Short problem — Can you output the material exactly as written, minus any pictures it holds?

Exercise inputs —

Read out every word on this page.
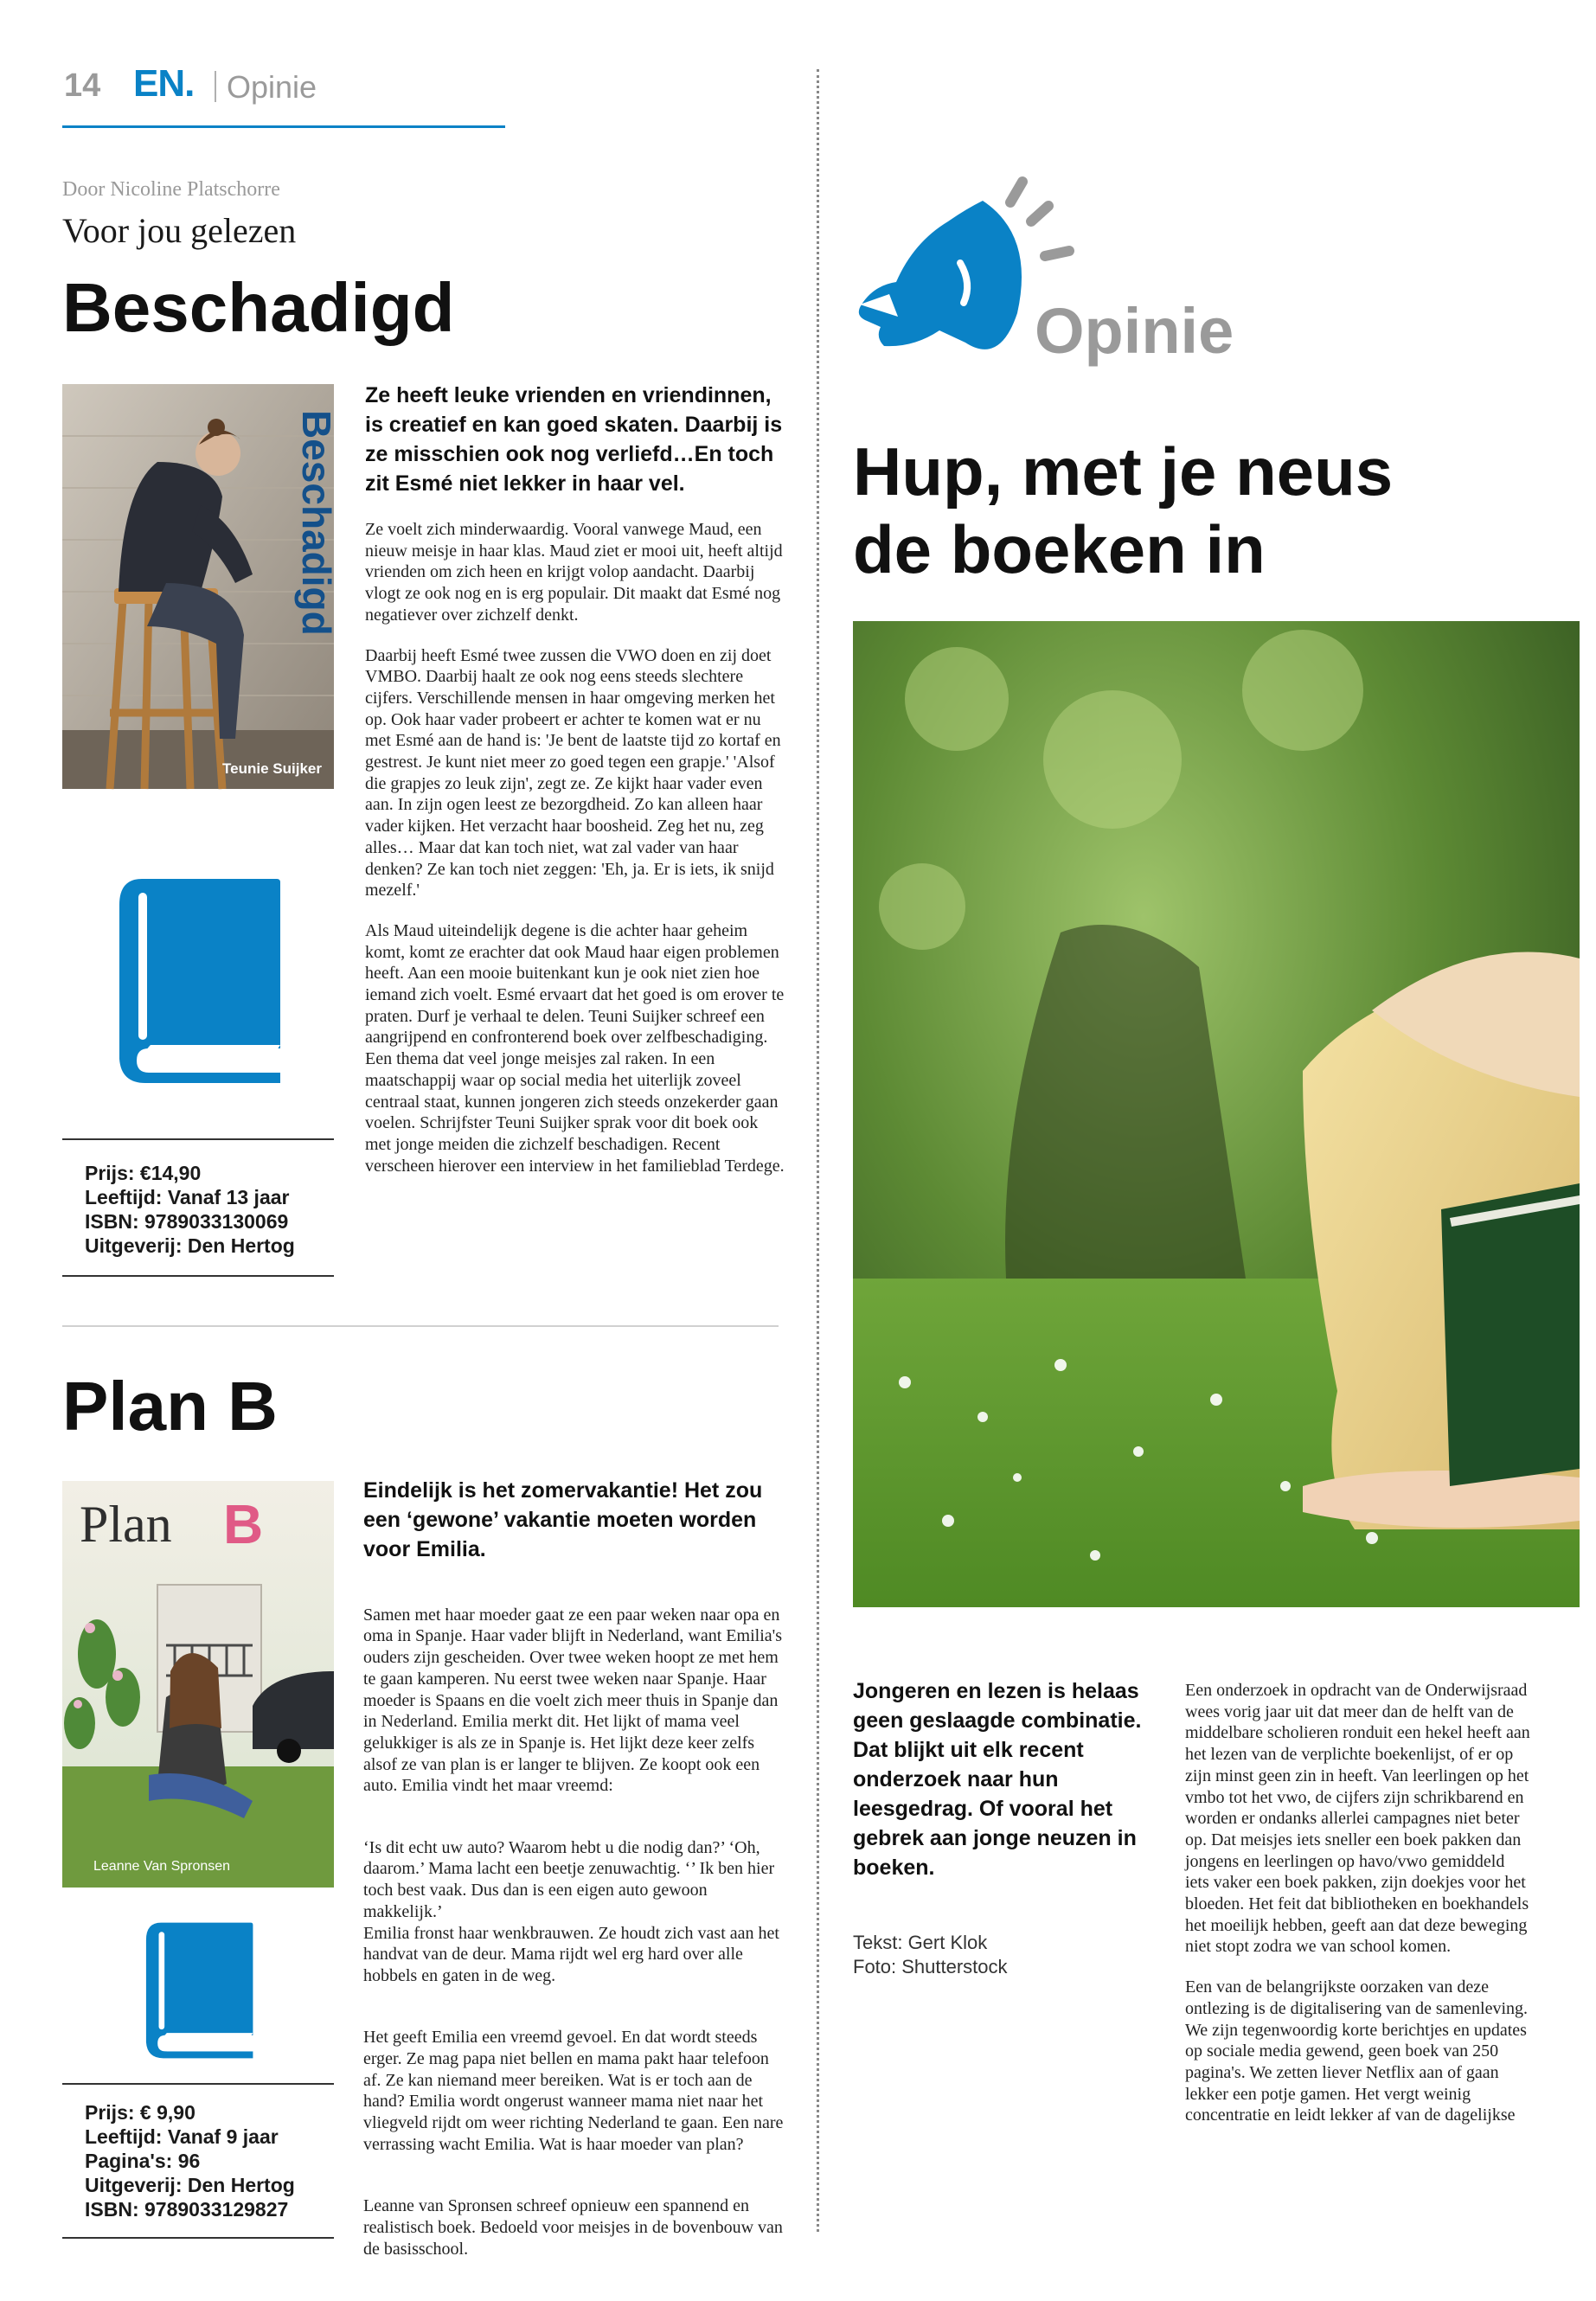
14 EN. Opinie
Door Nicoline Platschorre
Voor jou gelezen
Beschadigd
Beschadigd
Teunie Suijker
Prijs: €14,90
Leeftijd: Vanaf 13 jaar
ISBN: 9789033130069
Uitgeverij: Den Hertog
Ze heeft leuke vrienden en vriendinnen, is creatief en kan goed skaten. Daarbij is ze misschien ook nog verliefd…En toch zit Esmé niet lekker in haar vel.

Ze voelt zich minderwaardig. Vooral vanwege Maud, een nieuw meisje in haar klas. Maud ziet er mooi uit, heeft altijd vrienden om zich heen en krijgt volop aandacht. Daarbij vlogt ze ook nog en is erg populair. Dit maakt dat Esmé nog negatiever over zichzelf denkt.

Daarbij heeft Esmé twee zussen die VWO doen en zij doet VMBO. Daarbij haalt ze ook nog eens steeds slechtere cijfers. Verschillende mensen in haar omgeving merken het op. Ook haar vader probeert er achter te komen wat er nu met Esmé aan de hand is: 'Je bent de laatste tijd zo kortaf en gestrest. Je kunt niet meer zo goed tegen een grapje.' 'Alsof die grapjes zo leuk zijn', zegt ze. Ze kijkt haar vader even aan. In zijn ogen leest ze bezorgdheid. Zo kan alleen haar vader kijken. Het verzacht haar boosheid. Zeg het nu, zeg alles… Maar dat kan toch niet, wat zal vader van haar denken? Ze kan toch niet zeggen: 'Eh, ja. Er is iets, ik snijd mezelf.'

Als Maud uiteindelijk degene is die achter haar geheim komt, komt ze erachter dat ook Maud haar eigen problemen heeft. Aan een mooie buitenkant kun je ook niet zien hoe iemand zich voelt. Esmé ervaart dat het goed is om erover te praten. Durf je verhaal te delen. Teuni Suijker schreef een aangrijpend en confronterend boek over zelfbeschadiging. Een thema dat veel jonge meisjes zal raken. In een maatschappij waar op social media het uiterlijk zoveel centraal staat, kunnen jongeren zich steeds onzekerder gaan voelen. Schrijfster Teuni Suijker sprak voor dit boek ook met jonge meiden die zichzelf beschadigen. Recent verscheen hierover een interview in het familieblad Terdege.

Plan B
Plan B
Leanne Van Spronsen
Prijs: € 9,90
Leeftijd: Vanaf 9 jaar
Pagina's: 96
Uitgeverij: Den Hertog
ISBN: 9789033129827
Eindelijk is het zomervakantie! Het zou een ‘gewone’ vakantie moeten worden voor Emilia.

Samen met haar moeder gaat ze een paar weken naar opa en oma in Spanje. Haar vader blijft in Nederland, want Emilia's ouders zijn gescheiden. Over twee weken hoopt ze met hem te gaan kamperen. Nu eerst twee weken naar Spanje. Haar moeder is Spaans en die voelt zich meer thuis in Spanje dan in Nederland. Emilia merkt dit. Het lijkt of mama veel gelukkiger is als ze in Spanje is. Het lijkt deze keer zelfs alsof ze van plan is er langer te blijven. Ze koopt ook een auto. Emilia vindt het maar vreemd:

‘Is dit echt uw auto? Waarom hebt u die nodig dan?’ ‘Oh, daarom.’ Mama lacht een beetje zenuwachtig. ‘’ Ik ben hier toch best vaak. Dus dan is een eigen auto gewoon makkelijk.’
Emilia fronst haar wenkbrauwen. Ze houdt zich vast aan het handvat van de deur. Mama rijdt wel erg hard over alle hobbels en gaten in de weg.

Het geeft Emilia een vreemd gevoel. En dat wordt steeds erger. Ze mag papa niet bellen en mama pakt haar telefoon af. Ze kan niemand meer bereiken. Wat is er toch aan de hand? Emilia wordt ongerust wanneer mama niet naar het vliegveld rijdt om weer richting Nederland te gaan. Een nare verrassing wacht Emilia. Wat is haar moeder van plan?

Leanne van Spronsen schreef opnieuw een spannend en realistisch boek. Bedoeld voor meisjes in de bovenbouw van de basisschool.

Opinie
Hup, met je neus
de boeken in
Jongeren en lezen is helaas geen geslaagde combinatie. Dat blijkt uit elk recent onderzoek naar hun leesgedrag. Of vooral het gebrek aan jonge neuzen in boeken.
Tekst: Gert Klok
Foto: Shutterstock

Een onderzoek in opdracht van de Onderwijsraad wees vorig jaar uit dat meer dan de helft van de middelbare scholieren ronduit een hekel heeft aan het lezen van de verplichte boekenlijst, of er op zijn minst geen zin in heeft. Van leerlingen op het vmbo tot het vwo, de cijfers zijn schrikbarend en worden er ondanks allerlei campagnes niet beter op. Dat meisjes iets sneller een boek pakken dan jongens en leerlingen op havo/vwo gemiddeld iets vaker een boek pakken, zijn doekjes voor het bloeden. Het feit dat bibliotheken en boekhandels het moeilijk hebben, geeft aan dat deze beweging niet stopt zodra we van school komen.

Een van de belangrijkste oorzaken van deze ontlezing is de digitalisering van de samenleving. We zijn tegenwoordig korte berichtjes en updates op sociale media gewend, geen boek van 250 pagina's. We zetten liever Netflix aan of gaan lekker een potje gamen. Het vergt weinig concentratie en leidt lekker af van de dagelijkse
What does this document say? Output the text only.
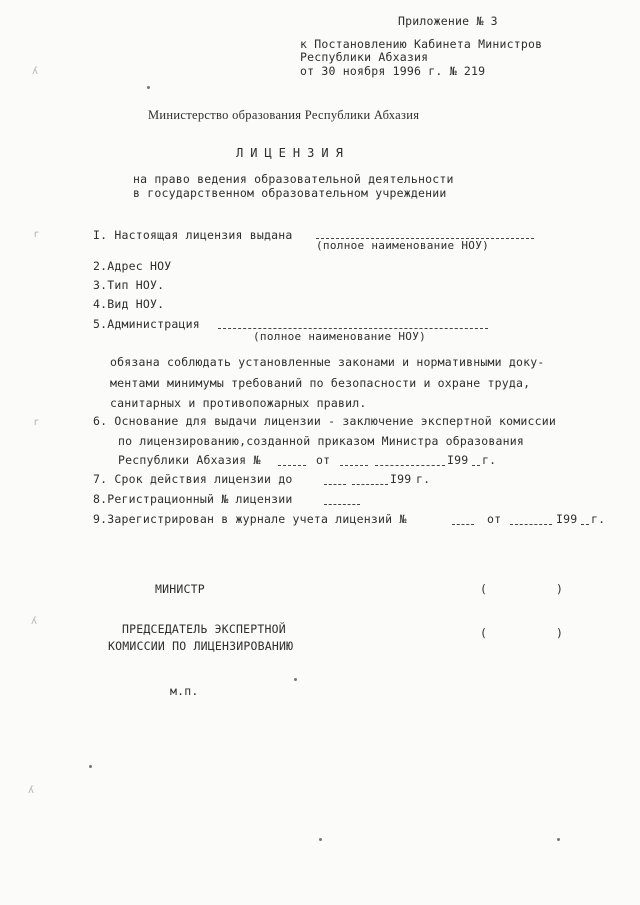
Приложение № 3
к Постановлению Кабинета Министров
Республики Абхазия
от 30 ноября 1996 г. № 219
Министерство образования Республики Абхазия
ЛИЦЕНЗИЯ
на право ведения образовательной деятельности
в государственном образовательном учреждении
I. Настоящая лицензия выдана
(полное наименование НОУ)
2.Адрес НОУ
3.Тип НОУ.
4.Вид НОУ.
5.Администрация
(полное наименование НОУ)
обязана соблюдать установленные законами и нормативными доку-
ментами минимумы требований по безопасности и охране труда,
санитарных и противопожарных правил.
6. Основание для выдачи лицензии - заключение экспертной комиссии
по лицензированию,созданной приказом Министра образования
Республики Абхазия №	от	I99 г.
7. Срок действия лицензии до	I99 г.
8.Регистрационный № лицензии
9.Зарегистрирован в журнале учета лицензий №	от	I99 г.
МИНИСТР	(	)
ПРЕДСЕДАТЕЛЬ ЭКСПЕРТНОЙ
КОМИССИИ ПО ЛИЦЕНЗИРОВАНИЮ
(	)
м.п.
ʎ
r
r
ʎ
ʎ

Response to this exercise —
Read out every word on this page.
14 EN. Opinie
Door Nicoline Platschorre
Voor jou gelezen
Beschadigd
Beschadigd
Teunie Suijker
Prijs: €14,90
Leeftijd: Vanaf 13 jaar
ISBN: 9789033130069
Uitgeverij: Den Hertog
Ze heeft leuke vrienden en vriendinnen, is creatief en kan goed skaten. Daarbij is ze misschien ook nog verliefd…En toch zit Esmé niet lekker in haar vel.

Ze voelt zich minderwaardig. Vooral vanwege Maud, een nieuw meisje in haar klas. Maud ziet er mooi uit, heeft altijd vrienden om zich heen en krijgt volop aandacht. Daarbij vlogt ze ook nog en is erg populair. Dit maakt dat Esmé nog negatiever over zichzelf denkt.

Daarbij heeft Esmé twee zussen die VWO doen en zij doet VMBO. Daarbij haalt ze ook nog eens steeds slechtere cijfers. Verschillende mensen in haar omgeving merken het op. Ook haar vader probeert er achter te komen wat er nu met Esmé aan de hand is: 'Je bent de laatste tijd zo kortaf en gestrest. Je kunt niet meer zo goed tegen een grapje.' 'Alsof die grapjes zo leuk zijn', zegt ze. Ze kijkt haar vader even aan. In zijn ogen leest ze bezorgdheid. Zo kan alleen haar vader kijken. Het verzacht haar boosheid. Zeg het nu, zeg alles… Maar dat kan toch niet, wat zal vader van haar denken? Ze kan toch niet zeggen: 'Eh, ja. Er is iets, ik snijd mezelf.'

Als Maud uiteindelijk degene is die achter haar geheim komt, komt ze erachter dat ook Maud haar eigen problemen heeft. Aan een mooie buitenkant kun je ook niet zien hoe iemand zich voelt. Esmé ervaart dat het goed is om erover te praten. Durf je verhaal te delen. Teuni Suijker schreef een aangrijpend en confronterend boek over zelfbeschadiging. Een thema dat veel jonge meisjes zal raken. In een maatschappij waar op social media het uiterlijk zoveel centraal staat, kunnen jongeren zich steeds onzekerder gaan voelen. Schrijfster Teuni Suijker sprak voor dit boek ook met jonge meiden die zichzelf beschadigen. Recent verscheen hierover een interview in het familieblad Terdege.

Plan B
Plan B
Leanne Van Spronsen
Prijs: € 9,90
Leeftijd: Vanaf 9 jaar
Pagina's: 96
Uitgeverij: Den Hertog
ISBN: 9789033129827
Eindelijk is het zomervakantie! Het zou een ‘gewone’ vakantie moeten worden voor Emilia.

Samen met haar moeder gaat ze een paar weken naar opa en oma in Spanje. Haar vader blijft in Nederland, want Emilia's ouders zijn gescheiden. Over twee weken hoopt ze met hem te gaan kamperen. Nu eerst twee weken naar Spanje. Haar moeder is Spaans en die voelt zich meer thuis in Spanje dan in Nederland. Emilia merkt dit. Het lijkt of mama veel gelukkiger is als ze in Spanje is. Het lijkt deze keer zelfs alsof ze van plan is er langer te blijven. Ze koopt ook een auto. Emilia vindt het maar vreemd:

‘Is dit echt uw auto? Waarom hebt u die nodig dan?’ ‘Oh, daarom.’ Mama lacht een beetje zenuwachtig. ‘’ Ik ben hier toch best vaak. Dus dan is een eigen auto gewoon makkelijk.’
Emilia fronst haar wenkbrauwen. Ze houdt zich vast aan het handvat van de deur. Mama rijdt wel erg hard over alle hobbels en gaten in de weg.

Het geeft Emilia een vreemd gevoel. En dat wordt steeds erger. Ze mag papa niet bellen en mama pakt haar telefoon af. Ze kan niemand meer bereiken. Wat is er toch aan de hand? Emilia wordt ongerust wanneer mama niet naar het vliegveld rijdt om weer richting Nederland te gaan. Een nare verrassing wacht Emilia. Wat is haar moeder van plan?

Leanne van Spronsen schreef opnieuw een spannend en realistisch boek. Bedoeld voor meisjes in de bovenbouw van de basisschool.

Opinie
Hup, met je neus
de boeken in
Jongeren en lezen is helaas geen geslaagde combinatie. Dat blijkt uit elk recent onderzoek naar hun leesgedrag. Of vooral het gebrek aan jonge neuzen in boeken.
Tekst: Gert Klok
Foto: Shutterstock

Een onderzoek in opdracht van de Onderwijsraad wees vorig jaar uit dat meer dan de helft van de middelbare scholieren ronduit een hekel heeft aan het lezen van de verplichte boekenlijst, of er op zijn minst geen zin in heeft. Van leerlingen op het vmbo tot het vwo, de cijfers zijn schrikbarend en worden er ondanks allerlei campagnes niet beter op. Dat meisjes iets sneller een boek pakken dan jongens en leerlingen op havo/vwo gemiddeld iets vaker een boek pakken, zijn doekjes voor het bloeden. Het feit dat bibliotheken en boekhandels het moeilijk hebben, geeft aan dat deze beweging niet stopt zodra we van school komen.

Een van de belangrijkste oorzaken van deze ontlezing is de digitalisering van de samenleving. We zijn tegenwoordig korte berichtjes en updates op sociale media gewend, geen boek van 250 pagina's. We zetten liever Netflix aan of gaan lekker een potje gamen. Het vergt weinig concentratie en leidt lekker af van de dagelijkse
What does this document say? Output the text only.
Приложение № 3
к Постановлению Кабинета Министров
Республики Абхазия
от 30 ноября 1996 г. № 219
Министерство образования Республики Абхазия
ЛИЦЕНЗИЯ
на право ведения образовательной деятельности
в государственном образовательном учреждении
I. Настоящая лицензия выдана
(полное наименование НОУ)
2.Адрес НОУ
3.Тип НОУ.
4.Вид НОУ.
5.Администрация
(полное наименование НОУ)
обязана соблюдать установленные законами и нормативными доку-
ментами минимумы требований по безопасности и охране труда,
санитарных и противопожарных правил.
6. Основание для выдачи лицензии - заключение экспертной комиссии
по лицензированию,созданной приказом Министра образования
Республики Абхазия №	от	I99 г.
7. Срок действия лицензии до	I99 г.
8.Регистрационный № лицензии
9.Зарегистрирован в журнале учета лицензий №	от	I99 г.
МИНИСТР	(	)
ПРЕДСЕДАТЕЛЬ ЭКСПЕРТНОЙ
КОМИССИИ ПО ЛИЦЕНЗИРОВАНИЮ
(	)
м.п.
ʎ
r
r
ʎ
ʎ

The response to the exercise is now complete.